* [PROBLEM]:
For every line in the records that has the word "into", make a copy.

* [Excerpt from a dataset]:
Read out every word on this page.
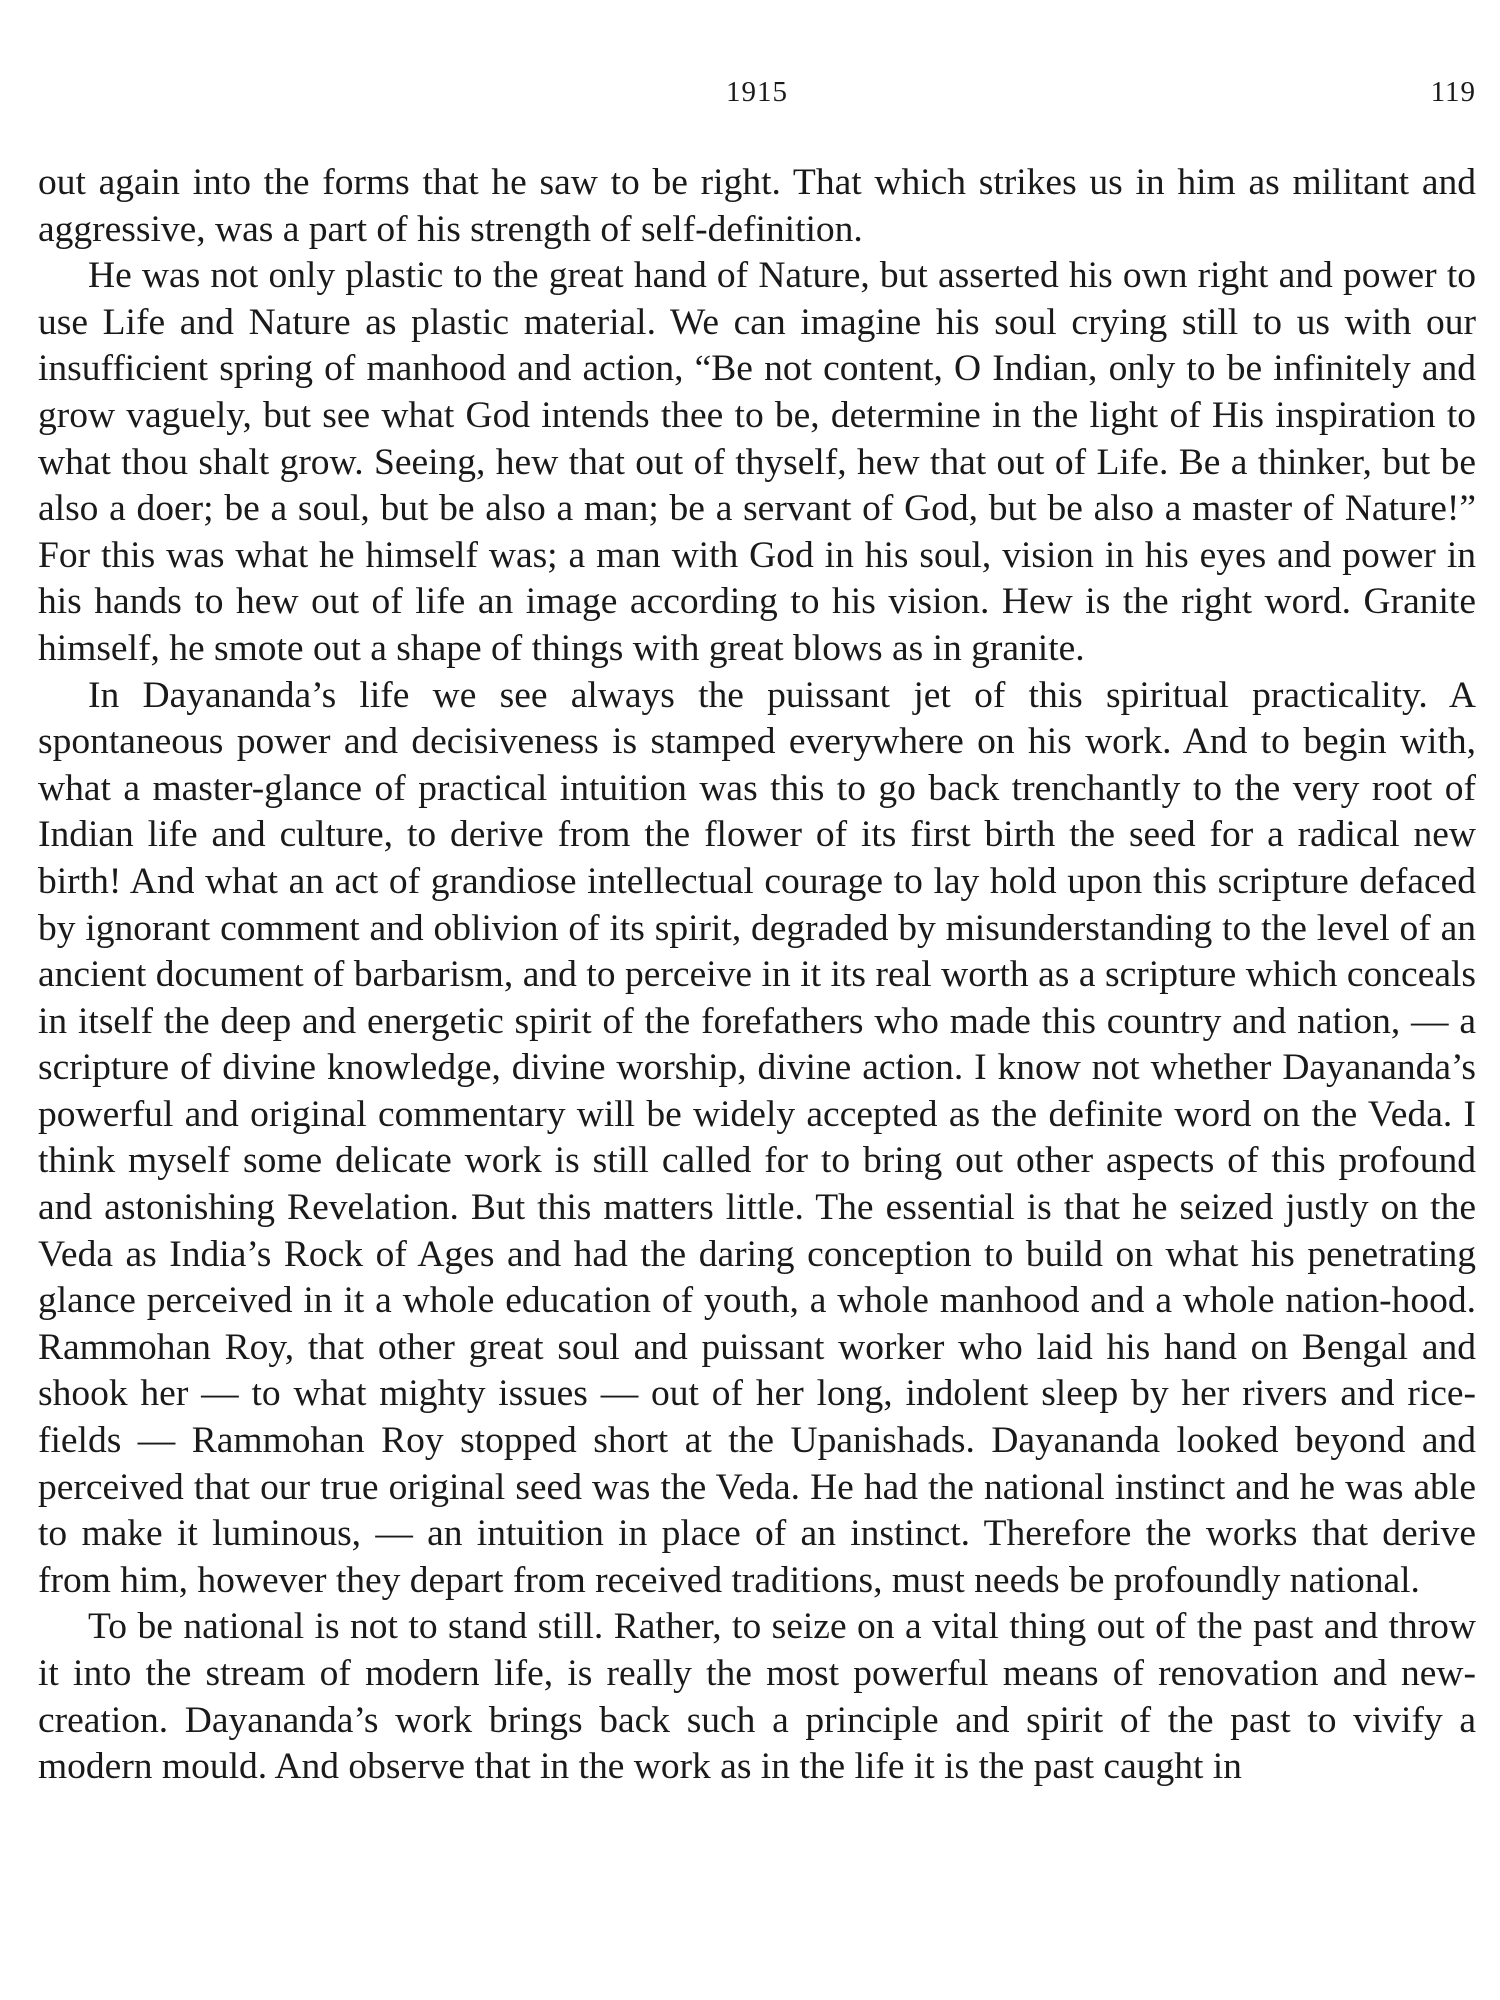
1915	119

out again into the forms that he saw to be right. That which strikes us in him as militant and aggressive, was a part of his strength of self-definition.

He was not only plastic to the great hand of Nature, but asserted his own right and power to use Life and Nature as plastic material. We can imagine his soul crying still to us with our insufficient spring of manhood and action, “Be not content, O Indian, only to be infinitely and grow vaguely, but see what God intends thee to be, determine in the light of His inspiration to what thou shalt grow. Seeing, hew that out of thyself, hew that out of Life. Be a thinker, but be also a doer; be a soul, but be also a man; be a servant of God, but be also a master of Nature!” For this was what he himself was; a man with God in his soul, vision in his eyes and power in his hands to hew out of life an image according to his vision. Hew is the right word. Granite himself, he smote out a shape of things with great blows as in granite.

In Dayananda’s life we see always the puissant jet of this spiritual practicality. A spontaneous power and decisiveness is stamped everywhere on his work. And to begin with, what a master-glance of practical intuition was this to go back trenchantly to the very root of Indian life and culture, to derive from the flower of its first birth the seed for a radical new birth! And what an act of grandiose intellectual courage to lay hold upon this scripture defaced by ignorant comment and oblivion of its spirit, degraded by misunderstanding to the level of an ancient document of barbarism, and to perceive in it its real worth as a scripture which conceals in itself the deep and energetic spirit of the forefathers who made this country and nation, — a scripture of divine knowledge, divine worship, divine action. I know not whether Dayananda’s powerful and original commentary will be widely accepted as the definite word on the Veda. I think myself some delicate work is still called for to bring out other aspects of this profound and astonishing Revelation. But this matters little. The essential is that he seized justly on the Veda as India’s Rock of Ages and had the daring conception to build on what his penetrating glance perceived in it a whole education of youth, a whole manhood and a whole nation-hood. Rammohan Roy, that other great soul and puissant worker who laid his hand on Bengal and shook her — to what mighty issues — out of her long, indolent sleep by her rivers and rice-fields — Rammohan Roy stopped short at the Upanishads. Dayananda looked beyond and perceived that our true original seed was the Veda. He had the national instinct and he was able to make it luminous, — an intuition in place of an instinct. Therefore the works that derive from him, however they depart from received traditions, must needs be profoundly national.

To be national is not to stand still. Rather, to seize on a vital thing out of the past and throw it into the stream of modern life, is really the most powerful means of renovation and new-creation. Dayananda’s work brings back such a principle and spirit of the past to vivify a modern mould. And observe that in the work as in the life it is the past caught in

* [WRITTEN RESPONSE]:
out again into the forms that he saw to be right. That which strikes us in him as militant and aggressive, was a part of his strength of self-definition.
To be national is not to stand still. Rather, to seize on a vital thing out of the past and throw it into the stream of modern life, is really the most powerful means of renovation and new-creation. Dayananda’s work brings back such a principle and spirit of the past to vivify a modern mould. And observe that in the work as in the life it is the past caught in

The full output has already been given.